• **Data provided**
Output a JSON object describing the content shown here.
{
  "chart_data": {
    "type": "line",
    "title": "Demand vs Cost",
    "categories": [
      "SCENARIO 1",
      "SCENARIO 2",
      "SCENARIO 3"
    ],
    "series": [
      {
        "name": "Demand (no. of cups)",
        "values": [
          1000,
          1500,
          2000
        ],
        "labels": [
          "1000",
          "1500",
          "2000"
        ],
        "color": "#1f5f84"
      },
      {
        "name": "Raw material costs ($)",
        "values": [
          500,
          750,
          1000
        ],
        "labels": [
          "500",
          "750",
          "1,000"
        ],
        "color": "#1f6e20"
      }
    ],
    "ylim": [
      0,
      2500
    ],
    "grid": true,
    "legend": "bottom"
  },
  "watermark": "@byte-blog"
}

• **Challenge**
Return all the data exactly as given.

• **The response**
Output a JSON object describing the content shown here.
{
  "chart_data": {
    "type": "line",
    "title": "Demand vs Cost",
    "categories": [
      "SCENARIO 1",
      "SCENARIO 2",
      "SCENARIO 3"
    ],
    "series": [
      {
        "name": "Demand (no. of cups)",
        "values": [
          1000,
          1500,
          2000
        ],
        "labels": [
          "1000",
          "1500",
          "2000"
        ],
        "color": "#1f5f84"
      },
      {
        "name": "Raw material costs ($)",
        "values": [
          500,
          750,
          1000
        ],
        "labels": [
          "500",
          "750",
          "1,000"
        ],
        "color": "#1f6e20"
      }
    ],
    "ylim": [
      0,
      2500
    ],
    "grid": true,
    "legend": "bottom"
  },
  "watermark": "@byte-blog"
}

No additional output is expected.